Record extracts start

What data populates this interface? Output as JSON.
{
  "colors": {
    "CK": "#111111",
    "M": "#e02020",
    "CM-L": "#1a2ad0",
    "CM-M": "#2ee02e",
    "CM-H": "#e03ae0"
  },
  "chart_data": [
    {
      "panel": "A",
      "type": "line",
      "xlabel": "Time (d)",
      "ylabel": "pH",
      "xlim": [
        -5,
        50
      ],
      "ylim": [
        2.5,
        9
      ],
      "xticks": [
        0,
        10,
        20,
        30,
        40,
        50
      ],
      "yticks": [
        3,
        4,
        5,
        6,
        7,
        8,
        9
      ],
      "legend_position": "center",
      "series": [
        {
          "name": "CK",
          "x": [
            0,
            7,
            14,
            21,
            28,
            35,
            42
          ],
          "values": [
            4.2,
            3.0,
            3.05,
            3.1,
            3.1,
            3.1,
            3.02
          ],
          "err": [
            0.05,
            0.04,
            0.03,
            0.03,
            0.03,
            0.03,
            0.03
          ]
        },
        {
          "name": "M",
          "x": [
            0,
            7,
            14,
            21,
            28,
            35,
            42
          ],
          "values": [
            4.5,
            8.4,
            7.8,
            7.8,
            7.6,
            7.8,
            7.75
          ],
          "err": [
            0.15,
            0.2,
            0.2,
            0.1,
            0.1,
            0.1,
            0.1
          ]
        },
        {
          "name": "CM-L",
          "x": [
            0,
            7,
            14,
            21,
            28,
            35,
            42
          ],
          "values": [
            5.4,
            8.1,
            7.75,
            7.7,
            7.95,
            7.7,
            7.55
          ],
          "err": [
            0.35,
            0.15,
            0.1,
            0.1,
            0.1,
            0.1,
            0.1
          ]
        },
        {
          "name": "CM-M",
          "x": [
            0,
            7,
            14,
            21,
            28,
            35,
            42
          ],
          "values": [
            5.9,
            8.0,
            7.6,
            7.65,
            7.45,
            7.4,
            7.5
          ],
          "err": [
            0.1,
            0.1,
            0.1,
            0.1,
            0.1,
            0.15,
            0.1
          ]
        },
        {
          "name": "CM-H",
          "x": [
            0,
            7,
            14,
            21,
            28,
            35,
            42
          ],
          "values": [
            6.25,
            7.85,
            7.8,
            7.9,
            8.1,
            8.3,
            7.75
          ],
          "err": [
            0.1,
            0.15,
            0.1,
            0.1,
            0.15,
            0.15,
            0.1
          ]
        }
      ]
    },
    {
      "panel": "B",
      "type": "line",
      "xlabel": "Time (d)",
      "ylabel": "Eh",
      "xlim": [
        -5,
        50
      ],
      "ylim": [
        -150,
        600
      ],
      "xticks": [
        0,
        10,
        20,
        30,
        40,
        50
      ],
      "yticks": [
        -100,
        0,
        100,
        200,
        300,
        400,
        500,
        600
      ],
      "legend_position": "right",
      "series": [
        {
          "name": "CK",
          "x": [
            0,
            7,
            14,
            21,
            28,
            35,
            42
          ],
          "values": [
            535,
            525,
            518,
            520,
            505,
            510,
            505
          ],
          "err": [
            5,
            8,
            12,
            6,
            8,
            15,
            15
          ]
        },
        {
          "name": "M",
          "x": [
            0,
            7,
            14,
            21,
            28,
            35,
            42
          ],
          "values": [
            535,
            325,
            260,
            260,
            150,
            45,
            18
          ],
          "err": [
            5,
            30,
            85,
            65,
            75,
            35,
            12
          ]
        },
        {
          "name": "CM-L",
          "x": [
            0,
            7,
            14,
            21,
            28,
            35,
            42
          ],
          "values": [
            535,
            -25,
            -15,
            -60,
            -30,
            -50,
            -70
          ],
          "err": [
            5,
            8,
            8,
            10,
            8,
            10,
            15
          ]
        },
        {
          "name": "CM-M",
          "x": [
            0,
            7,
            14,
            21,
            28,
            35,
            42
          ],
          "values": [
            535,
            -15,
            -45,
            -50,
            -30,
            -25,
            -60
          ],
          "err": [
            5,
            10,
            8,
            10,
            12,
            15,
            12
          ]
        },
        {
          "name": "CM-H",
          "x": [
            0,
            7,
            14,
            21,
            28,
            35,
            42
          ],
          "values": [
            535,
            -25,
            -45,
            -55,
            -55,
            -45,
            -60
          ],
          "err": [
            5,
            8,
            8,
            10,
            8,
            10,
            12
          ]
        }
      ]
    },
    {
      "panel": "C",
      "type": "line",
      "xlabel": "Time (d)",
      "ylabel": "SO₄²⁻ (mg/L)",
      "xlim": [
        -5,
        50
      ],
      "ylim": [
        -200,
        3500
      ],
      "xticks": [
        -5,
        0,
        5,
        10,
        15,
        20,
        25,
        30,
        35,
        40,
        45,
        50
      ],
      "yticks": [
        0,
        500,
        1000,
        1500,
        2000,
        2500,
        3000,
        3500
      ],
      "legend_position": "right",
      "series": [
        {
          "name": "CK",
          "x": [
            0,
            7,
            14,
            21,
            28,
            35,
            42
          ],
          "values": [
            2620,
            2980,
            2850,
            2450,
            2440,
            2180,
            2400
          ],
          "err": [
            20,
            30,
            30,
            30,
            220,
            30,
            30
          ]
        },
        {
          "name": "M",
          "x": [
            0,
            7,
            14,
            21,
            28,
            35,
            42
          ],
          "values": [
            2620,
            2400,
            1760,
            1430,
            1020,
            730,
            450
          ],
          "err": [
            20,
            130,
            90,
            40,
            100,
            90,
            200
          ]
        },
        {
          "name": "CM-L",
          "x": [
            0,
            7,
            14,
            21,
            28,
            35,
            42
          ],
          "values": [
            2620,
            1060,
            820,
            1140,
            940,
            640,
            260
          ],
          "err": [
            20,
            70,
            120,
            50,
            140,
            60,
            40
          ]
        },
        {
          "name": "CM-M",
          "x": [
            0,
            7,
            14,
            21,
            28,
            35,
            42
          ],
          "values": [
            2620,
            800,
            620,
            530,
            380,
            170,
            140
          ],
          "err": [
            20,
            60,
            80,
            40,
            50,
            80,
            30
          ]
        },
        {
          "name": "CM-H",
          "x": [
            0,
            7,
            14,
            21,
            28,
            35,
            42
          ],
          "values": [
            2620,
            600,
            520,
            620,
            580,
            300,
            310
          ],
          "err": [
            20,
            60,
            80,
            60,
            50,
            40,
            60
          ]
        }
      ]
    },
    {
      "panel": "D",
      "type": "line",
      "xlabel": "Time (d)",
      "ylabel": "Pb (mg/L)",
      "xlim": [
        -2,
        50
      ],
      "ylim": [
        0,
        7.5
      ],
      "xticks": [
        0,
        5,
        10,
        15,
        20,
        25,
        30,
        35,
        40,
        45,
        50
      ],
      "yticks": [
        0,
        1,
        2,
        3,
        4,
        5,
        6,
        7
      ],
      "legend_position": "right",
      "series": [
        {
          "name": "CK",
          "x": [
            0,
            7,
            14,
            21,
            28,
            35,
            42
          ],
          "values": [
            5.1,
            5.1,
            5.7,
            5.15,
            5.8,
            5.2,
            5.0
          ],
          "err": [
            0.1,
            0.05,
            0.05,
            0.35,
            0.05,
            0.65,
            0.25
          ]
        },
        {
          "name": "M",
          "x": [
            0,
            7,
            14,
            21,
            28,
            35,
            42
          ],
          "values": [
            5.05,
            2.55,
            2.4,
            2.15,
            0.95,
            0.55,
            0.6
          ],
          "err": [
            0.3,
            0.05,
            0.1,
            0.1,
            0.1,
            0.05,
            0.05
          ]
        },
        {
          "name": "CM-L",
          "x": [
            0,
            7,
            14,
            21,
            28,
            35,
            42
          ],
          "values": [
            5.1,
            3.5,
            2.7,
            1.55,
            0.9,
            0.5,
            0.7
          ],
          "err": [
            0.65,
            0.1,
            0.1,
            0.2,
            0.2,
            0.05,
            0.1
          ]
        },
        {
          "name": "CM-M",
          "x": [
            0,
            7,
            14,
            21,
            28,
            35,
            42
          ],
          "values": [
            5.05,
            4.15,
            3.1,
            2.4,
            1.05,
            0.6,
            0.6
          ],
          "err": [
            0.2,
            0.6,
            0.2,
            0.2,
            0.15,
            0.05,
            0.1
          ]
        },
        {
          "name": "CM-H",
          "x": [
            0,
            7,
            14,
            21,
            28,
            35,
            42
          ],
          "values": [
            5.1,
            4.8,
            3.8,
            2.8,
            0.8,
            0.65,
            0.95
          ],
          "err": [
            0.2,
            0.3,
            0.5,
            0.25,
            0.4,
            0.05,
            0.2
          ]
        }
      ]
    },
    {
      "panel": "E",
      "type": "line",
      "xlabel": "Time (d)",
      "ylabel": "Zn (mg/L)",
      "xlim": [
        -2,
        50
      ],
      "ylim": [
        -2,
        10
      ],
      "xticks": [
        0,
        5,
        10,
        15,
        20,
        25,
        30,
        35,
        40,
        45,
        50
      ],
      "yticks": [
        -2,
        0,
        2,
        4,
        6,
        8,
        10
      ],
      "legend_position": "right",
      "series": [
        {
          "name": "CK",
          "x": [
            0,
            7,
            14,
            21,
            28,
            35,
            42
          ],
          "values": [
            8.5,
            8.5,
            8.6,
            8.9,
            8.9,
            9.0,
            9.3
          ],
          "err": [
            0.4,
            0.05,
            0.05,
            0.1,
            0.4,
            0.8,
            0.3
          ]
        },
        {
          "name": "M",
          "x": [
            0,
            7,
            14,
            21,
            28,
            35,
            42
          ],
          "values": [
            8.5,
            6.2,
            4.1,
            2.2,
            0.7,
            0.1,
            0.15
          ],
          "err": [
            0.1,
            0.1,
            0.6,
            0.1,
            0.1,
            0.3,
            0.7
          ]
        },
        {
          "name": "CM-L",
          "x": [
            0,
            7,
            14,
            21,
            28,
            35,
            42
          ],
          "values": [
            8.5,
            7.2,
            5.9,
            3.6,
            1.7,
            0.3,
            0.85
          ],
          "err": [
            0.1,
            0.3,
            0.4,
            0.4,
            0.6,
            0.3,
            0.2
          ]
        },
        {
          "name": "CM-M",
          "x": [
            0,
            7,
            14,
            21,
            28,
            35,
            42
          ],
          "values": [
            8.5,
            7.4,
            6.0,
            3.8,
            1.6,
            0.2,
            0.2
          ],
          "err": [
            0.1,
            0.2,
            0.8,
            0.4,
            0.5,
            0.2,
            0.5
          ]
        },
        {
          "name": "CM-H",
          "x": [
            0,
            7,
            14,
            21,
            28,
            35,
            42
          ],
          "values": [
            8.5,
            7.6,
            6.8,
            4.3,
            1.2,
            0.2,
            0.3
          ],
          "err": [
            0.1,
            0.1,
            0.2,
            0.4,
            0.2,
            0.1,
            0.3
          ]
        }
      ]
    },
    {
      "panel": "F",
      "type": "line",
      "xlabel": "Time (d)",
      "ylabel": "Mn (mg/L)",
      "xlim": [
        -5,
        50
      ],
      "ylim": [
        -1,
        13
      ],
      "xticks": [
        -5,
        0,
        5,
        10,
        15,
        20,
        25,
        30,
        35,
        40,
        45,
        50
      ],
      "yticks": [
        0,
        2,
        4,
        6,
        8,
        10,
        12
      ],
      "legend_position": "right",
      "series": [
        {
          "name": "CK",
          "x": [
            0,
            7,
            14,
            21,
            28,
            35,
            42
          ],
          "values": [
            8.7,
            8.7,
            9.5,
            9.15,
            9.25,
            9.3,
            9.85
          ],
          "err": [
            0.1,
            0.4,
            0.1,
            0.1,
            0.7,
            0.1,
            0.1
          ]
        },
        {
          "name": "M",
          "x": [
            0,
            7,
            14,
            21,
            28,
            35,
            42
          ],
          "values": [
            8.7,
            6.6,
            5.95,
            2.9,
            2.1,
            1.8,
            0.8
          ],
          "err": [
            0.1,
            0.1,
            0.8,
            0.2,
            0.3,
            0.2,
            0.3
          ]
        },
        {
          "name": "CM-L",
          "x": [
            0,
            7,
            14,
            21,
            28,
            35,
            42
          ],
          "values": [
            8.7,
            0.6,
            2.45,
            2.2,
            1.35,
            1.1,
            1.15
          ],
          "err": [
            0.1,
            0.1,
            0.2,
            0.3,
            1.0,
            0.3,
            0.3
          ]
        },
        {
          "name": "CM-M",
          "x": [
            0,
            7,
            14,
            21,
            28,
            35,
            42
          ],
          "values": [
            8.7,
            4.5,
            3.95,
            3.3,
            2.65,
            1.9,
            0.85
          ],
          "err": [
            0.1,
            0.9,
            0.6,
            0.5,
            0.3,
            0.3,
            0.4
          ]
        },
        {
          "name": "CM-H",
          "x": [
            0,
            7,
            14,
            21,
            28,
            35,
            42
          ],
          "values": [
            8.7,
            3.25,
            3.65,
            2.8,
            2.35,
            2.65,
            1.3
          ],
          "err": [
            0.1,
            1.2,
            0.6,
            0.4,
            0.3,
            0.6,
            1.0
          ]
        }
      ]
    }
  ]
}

Record extracts end

» Directions
Write only the number of lines in the records that include the word "panel".

» The reply
6